→ **Exercise instructions**:
Identify and copy all lines of the material where the string "icon" is found.

→ **Collected data**:
-- -- --

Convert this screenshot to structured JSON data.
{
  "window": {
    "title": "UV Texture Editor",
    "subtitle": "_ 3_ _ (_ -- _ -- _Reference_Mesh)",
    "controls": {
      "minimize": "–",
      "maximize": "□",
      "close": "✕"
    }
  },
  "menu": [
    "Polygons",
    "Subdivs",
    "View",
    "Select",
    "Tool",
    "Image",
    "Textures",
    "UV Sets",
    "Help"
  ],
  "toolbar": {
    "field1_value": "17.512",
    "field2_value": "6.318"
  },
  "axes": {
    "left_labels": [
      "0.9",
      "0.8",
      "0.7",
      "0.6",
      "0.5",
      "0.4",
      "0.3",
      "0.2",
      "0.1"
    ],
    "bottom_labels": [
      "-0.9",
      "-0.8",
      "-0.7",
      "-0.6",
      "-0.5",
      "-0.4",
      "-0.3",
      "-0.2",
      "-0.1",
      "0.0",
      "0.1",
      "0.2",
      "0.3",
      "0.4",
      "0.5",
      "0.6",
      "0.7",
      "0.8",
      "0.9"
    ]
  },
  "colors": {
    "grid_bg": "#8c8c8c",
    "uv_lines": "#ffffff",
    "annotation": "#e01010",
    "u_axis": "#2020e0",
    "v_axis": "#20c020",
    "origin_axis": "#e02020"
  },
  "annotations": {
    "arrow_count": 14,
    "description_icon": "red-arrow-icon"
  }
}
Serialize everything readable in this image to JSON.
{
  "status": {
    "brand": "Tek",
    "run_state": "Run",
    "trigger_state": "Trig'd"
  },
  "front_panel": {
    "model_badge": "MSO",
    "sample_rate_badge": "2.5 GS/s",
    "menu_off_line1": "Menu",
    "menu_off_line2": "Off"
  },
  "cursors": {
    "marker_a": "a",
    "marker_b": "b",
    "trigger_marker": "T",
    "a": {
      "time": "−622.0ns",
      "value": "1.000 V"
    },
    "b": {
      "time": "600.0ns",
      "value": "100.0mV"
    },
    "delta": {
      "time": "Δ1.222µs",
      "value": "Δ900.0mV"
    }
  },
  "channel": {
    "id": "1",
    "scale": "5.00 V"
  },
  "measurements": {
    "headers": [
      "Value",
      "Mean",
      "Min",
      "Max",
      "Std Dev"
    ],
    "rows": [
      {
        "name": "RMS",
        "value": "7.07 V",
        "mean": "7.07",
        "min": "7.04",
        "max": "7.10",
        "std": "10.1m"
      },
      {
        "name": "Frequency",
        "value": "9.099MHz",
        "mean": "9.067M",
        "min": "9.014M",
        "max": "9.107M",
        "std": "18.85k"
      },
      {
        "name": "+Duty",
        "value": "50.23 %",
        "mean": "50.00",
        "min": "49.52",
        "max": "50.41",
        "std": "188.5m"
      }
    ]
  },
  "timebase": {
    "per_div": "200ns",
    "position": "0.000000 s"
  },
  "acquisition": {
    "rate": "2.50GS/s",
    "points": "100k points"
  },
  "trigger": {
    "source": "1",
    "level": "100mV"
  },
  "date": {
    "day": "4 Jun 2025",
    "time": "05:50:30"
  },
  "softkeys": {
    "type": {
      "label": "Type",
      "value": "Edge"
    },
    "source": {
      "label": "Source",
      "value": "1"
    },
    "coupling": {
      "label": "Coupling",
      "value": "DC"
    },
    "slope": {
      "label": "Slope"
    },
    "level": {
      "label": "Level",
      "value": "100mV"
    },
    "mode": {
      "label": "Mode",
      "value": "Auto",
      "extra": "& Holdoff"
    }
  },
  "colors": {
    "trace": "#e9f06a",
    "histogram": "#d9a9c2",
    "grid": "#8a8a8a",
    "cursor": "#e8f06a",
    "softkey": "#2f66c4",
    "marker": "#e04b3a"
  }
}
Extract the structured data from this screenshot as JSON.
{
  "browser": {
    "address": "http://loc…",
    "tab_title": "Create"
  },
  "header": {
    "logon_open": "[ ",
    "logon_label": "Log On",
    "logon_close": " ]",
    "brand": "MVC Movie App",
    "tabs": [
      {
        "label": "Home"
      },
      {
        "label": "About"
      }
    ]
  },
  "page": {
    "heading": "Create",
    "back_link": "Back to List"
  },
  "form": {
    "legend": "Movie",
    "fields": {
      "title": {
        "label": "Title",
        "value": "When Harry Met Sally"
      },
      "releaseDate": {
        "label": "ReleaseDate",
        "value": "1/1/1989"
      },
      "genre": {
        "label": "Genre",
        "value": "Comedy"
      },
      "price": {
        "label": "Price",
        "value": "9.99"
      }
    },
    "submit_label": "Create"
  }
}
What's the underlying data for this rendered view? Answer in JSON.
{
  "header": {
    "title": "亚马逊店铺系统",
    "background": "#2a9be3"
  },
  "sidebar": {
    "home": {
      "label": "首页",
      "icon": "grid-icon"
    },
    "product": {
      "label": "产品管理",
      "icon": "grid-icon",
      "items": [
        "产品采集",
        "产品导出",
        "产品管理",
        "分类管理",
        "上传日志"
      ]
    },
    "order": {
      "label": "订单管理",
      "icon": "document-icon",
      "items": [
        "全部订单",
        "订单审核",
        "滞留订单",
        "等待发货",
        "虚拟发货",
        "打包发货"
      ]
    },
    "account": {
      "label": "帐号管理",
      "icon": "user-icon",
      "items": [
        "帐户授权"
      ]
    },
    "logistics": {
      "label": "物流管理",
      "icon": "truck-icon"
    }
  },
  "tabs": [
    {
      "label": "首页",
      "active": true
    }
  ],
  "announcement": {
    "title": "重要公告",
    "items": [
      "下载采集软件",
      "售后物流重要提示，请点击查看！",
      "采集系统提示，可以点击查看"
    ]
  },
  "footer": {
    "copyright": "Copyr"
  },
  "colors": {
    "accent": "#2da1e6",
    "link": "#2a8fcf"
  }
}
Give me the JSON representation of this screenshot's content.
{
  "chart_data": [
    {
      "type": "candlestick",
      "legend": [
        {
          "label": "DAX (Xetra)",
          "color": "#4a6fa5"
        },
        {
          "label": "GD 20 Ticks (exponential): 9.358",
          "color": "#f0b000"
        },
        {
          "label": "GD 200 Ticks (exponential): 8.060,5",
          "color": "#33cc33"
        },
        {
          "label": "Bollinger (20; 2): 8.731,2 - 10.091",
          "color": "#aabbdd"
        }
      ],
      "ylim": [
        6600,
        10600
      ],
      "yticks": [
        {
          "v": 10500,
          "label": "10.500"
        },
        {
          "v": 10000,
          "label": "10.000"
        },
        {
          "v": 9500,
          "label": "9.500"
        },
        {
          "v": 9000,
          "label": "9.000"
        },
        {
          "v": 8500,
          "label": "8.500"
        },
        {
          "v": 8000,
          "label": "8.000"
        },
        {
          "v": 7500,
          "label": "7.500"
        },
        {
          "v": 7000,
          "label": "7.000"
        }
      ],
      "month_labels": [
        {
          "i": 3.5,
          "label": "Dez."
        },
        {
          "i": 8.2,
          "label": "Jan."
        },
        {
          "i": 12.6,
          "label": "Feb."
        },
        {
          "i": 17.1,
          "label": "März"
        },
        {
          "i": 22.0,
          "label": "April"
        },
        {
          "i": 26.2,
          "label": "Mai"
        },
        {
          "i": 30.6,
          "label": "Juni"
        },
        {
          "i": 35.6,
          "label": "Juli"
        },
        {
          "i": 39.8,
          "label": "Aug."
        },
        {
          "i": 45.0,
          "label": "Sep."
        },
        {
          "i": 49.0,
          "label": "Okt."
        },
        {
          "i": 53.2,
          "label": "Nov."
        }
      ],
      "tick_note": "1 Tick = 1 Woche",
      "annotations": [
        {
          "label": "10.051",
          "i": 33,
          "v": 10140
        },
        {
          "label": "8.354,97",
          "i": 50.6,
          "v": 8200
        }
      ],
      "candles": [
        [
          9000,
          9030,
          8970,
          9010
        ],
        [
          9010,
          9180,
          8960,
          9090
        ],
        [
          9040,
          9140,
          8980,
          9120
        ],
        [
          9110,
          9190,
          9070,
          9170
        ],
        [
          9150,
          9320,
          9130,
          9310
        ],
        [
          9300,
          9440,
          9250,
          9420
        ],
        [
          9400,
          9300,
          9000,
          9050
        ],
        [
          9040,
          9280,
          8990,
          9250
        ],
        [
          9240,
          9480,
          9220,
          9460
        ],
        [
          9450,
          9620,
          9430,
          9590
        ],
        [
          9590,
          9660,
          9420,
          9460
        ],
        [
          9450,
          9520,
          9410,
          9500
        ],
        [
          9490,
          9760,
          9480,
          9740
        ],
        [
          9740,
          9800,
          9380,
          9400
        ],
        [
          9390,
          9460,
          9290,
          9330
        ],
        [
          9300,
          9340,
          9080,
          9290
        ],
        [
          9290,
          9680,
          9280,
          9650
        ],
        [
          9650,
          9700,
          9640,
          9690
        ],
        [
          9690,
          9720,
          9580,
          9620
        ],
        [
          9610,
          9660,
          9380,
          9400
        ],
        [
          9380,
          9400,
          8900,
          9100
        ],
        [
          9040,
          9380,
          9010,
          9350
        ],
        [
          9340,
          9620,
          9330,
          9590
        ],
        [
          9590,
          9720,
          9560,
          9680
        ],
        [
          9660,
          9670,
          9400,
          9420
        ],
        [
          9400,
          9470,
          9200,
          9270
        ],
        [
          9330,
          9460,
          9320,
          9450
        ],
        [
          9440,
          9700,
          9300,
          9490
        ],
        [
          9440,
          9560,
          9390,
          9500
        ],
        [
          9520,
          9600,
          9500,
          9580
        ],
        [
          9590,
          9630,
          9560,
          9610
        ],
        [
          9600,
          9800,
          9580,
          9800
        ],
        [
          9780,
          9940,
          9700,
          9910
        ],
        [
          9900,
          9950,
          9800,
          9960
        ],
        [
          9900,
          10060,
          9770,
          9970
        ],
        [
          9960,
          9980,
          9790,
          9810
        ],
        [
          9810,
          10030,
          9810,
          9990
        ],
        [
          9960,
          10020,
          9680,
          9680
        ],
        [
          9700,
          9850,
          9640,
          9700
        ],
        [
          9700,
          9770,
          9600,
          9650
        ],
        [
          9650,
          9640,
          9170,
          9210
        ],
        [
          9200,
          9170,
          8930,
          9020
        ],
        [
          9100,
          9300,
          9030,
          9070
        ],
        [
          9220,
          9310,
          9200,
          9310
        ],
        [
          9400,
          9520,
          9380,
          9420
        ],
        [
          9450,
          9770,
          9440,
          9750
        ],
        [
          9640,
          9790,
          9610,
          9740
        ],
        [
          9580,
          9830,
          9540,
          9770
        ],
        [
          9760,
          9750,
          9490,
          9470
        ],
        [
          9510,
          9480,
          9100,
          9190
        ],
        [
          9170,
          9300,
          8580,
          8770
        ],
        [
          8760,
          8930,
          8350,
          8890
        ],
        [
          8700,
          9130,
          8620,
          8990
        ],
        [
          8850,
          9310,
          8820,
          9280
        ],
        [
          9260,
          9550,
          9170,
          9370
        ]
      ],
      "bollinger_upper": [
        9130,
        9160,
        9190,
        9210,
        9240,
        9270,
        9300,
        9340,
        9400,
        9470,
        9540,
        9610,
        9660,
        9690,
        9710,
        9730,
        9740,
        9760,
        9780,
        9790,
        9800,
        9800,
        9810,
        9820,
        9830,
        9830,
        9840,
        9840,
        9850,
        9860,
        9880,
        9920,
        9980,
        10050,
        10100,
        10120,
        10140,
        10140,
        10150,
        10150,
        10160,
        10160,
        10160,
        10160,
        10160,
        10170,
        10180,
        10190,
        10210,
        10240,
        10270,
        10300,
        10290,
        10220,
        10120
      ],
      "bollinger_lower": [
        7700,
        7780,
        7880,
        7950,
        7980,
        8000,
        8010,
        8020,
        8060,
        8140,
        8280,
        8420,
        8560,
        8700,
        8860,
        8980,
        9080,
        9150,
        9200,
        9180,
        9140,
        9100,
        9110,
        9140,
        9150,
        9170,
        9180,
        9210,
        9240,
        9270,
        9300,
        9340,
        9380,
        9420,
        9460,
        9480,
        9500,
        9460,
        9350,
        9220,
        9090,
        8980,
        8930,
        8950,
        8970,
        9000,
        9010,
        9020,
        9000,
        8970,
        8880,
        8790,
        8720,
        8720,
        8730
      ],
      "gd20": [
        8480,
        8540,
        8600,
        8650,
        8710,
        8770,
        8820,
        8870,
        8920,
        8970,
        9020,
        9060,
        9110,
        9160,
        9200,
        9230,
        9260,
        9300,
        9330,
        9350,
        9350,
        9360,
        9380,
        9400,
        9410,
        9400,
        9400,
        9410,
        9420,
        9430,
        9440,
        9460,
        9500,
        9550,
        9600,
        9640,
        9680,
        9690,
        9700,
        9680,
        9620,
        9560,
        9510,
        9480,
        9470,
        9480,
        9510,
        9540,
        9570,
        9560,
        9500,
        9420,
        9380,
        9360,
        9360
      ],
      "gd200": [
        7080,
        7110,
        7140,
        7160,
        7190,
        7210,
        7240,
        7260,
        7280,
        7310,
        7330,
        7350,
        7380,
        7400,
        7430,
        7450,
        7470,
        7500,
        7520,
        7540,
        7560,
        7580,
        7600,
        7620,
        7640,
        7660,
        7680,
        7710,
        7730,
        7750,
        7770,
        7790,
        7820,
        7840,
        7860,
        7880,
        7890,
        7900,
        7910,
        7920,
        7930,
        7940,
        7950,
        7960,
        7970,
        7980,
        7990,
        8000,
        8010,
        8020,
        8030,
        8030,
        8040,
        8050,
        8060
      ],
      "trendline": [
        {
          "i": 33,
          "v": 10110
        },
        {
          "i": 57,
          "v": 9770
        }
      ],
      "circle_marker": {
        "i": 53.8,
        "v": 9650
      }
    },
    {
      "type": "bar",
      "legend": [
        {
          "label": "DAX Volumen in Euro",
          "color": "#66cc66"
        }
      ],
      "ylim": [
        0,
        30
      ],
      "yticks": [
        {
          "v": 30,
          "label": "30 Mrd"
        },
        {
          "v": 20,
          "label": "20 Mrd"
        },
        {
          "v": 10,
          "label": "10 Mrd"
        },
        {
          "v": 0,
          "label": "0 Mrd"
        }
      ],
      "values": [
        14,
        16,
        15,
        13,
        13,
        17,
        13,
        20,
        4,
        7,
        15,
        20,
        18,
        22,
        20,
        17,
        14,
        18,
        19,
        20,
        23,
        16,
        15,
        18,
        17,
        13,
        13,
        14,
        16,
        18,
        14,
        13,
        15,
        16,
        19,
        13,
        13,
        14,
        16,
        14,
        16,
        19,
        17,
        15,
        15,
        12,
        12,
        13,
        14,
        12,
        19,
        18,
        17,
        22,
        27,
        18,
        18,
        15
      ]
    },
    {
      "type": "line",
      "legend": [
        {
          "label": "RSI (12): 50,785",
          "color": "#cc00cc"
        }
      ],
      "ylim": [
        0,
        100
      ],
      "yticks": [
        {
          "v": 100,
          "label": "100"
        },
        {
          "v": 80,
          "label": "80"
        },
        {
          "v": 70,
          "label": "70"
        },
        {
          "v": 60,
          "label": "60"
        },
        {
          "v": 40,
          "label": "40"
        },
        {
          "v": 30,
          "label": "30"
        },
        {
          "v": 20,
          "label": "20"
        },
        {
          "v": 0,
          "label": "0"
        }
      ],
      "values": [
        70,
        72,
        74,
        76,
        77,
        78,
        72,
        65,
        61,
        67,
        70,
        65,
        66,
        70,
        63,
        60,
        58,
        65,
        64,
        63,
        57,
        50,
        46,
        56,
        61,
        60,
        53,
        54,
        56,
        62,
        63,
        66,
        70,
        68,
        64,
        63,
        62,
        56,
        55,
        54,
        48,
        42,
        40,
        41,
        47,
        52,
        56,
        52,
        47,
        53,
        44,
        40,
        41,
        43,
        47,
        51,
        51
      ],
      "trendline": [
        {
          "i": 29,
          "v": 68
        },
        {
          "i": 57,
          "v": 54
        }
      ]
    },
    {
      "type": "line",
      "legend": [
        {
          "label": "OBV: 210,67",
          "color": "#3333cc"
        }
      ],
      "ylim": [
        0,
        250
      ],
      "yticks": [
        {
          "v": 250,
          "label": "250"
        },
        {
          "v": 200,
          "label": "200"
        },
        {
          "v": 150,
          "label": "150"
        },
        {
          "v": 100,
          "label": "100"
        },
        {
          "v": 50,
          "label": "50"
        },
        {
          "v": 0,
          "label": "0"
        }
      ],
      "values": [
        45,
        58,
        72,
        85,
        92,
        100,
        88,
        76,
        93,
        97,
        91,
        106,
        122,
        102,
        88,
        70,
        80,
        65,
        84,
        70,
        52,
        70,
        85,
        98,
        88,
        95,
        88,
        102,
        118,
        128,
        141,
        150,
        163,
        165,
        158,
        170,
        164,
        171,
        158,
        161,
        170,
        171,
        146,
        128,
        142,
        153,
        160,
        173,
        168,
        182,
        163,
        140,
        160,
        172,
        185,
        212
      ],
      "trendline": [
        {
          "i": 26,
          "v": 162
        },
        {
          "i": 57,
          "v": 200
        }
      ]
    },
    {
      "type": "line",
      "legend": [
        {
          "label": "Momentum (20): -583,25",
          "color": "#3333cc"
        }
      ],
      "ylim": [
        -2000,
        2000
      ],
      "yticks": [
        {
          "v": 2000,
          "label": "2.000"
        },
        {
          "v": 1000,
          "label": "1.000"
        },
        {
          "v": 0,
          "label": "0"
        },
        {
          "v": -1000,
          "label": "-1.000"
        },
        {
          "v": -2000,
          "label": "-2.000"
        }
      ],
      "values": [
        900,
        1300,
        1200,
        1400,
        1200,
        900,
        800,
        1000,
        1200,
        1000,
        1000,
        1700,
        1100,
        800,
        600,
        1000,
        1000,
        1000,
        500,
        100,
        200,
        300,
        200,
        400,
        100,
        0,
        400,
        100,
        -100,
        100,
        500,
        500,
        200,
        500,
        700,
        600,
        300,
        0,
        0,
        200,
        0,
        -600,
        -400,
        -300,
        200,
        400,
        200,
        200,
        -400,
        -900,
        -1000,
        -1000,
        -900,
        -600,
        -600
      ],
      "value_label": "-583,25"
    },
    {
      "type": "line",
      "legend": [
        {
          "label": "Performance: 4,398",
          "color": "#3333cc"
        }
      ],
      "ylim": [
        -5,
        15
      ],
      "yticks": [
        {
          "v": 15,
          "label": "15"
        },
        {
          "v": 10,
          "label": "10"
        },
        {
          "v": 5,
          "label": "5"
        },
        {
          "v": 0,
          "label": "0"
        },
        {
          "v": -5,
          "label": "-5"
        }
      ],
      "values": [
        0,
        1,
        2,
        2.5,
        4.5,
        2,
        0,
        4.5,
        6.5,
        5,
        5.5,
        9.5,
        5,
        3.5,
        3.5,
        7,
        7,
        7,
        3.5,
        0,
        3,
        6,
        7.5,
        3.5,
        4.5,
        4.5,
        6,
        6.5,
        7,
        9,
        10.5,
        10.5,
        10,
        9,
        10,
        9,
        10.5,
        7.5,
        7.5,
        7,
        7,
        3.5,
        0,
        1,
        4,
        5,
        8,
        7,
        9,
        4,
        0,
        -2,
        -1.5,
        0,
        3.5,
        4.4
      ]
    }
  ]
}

-- -- --

→ **Exercise output**:
    "description_icon": "red-arrow-icon"
      "icon": "grid-icon"
      "icon": "grid-icon",
      "icon": "document-icon",
      "icon": "user-icon",
      "icon": "truck-icon"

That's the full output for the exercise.